(Rows from a figure dataset)
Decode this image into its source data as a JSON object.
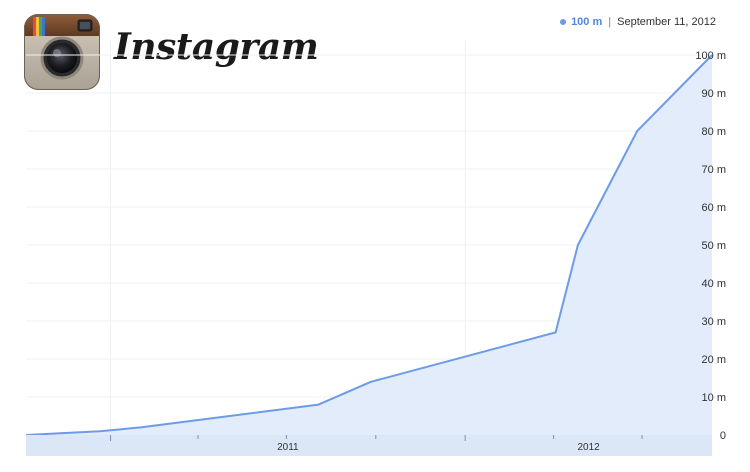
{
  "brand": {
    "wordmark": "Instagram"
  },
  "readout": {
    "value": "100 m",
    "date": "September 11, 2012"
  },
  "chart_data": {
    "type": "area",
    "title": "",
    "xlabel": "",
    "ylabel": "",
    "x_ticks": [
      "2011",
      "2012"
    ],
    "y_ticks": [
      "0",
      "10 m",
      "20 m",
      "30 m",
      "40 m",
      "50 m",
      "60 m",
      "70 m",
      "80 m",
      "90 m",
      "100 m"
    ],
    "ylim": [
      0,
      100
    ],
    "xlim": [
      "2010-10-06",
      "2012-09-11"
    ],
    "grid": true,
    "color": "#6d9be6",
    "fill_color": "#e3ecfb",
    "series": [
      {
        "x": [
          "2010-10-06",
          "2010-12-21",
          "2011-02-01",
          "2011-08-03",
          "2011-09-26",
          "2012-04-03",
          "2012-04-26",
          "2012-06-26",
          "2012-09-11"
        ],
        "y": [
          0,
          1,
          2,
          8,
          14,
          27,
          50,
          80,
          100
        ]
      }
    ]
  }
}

--

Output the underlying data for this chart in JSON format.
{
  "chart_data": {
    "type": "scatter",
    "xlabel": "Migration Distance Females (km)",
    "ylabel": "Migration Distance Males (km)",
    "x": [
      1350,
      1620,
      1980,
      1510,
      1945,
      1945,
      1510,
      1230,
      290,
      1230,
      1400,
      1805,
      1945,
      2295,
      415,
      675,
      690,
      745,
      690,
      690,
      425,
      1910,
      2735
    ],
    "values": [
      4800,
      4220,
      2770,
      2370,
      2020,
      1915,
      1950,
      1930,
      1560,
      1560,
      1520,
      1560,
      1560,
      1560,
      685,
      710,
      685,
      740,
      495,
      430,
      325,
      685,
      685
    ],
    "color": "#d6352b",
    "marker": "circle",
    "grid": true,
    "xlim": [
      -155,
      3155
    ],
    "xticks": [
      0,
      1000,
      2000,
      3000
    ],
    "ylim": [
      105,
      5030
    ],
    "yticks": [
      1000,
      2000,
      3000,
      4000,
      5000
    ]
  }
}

...

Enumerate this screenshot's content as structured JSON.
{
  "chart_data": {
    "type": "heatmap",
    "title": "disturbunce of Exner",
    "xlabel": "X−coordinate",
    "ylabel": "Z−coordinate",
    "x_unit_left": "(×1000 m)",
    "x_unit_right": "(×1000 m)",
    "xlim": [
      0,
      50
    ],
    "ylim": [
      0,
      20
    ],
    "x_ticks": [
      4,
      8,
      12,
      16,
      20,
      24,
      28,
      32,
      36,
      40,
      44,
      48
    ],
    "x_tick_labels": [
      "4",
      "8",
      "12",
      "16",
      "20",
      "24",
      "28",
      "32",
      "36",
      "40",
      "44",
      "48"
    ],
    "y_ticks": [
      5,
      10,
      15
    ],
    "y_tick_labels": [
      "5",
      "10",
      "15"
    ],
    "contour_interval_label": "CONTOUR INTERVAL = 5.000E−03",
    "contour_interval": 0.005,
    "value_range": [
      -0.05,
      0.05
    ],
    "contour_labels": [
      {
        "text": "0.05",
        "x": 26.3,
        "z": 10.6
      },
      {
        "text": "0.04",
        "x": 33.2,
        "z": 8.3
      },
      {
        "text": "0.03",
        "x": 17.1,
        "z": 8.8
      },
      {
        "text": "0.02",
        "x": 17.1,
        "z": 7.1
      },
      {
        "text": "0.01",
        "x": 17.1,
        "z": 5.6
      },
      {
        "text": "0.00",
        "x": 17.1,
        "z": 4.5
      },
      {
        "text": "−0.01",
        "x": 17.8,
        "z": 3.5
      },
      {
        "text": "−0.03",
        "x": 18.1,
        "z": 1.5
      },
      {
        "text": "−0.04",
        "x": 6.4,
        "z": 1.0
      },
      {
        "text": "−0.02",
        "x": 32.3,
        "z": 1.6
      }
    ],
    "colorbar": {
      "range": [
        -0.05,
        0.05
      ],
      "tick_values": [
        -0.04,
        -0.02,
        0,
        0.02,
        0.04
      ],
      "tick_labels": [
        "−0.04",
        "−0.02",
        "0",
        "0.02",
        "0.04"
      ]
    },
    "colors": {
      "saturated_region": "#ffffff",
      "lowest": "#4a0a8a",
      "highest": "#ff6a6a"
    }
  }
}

Short task
Each line containing the word "Distance" counts once; say how many such lines there are, giving only the number.

Result
2